## What the exercise asks
Pick out each line containing the string "space" and copy it.

Dataset items
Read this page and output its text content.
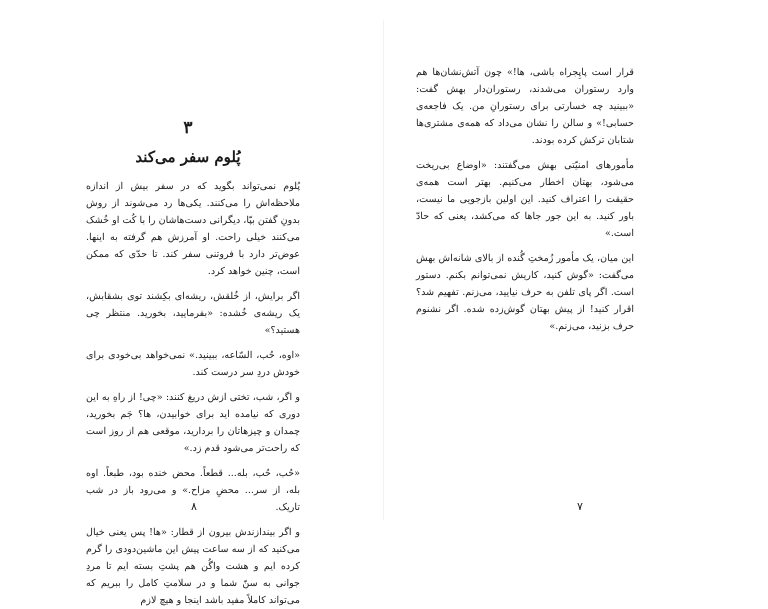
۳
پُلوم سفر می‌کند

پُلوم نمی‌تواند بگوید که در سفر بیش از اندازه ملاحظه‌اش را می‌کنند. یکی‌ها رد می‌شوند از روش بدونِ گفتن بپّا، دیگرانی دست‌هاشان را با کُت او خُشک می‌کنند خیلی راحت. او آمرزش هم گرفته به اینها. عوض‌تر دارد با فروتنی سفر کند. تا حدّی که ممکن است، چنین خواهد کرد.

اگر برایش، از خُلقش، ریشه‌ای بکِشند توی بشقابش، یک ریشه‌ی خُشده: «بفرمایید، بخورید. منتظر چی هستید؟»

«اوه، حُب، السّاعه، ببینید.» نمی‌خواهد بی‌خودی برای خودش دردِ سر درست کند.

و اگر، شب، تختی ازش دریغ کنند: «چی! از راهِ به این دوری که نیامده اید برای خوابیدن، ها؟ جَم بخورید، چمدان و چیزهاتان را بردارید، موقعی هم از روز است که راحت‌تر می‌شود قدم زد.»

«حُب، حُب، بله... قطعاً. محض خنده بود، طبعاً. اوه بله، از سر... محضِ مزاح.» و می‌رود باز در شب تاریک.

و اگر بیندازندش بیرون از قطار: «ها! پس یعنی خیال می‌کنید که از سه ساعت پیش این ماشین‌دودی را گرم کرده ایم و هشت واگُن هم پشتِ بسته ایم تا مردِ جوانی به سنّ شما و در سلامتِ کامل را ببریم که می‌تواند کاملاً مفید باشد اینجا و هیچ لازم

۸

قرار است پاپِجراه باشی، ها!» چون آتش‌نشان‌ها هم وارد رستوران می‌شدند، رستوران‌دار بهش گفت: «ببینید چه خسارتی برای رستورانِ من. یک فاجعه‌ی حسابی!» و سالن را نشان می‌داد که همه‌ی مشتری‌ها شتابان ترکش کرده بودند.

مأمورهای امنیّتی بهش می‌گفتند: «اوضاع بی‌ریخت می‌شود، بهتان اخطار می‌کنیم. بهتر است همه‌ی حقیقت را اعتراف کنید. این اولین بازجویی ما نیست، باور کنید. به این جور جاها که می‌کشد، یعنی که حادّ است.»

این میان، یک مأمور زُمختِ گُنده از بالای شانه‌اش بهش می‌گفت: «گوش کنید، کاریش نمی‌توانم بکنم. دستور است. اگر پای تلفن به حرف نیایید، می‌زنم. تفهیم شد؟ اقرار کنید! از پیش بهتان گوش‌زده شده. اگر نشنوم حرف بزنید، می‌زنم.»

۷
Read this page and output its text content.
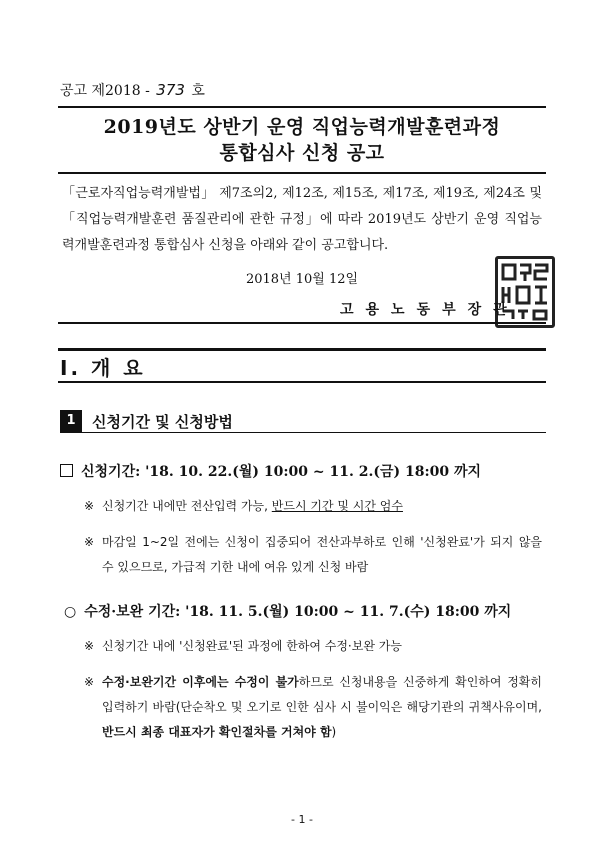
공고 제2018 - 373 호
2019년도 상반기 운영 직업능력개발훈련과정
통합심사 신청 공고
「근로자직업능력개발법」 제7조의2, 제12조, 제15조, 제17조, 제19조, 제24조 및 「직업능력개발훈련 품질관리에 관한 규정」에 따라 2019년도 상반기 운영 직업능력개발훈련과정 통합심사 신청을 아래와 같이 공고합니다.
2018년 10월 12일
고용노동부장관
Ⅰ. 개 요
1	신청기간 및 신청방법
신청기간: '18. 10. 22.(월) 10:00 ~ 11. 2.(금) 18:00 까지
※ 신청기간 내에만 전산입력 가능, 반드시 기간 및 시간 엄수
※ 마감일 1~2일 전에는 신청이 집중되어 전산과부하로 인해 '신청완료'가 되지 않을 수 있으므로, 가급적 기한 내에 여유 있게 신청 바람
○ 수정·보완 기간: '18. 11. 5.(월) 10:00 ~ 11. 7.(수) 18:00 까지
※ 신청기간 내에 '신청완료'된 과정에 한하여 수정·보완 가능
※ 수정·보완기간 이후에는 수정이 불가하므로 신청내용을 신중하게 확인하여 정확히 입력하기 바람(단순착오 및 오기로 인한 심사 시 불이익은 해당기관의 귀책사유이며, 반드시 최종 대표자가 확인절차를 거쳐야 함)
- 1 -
---
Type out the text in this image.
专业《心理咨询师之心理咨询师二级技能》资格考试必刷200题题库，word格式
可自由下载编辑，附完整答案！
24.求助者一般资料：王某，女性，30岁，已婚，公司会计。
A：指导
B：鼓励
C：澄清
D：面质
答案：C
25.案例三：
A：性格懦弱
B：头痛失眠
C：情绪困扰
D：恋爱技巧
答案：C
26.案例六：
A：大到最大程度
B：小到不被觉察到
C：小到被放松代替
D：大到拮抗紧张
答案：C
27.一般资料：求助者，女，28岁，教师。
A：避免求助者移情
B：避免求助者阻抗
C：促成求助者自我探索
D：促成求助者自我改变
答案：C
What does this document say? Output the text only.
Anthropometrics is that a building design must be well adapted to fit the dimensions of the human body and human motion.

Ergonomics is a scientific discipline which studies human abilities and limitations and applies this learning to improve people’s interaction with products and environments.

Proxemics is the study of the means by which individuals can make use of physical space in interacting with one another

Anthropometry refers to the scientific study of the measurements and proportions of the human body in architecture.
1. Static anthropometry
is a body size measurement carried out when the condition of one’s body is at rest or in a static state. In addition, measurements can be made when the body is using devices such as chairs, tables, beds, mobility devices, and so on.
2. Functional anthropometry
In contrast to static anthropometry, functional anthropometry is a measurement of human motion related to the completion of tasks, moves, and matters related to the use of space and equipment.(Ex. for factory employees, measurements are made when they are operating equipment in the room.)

## Complete response
Proxemics is the study of the means by which individuals can make use of physical space in interacting with one another
In contrast to static anthropometry, functional anthropometry is a measurement of human motion related to the completion of tasks, moves, and matters related to the use of space and equipment.(Ex. for factory employees, measurements are made when they are operating equipment in the room.)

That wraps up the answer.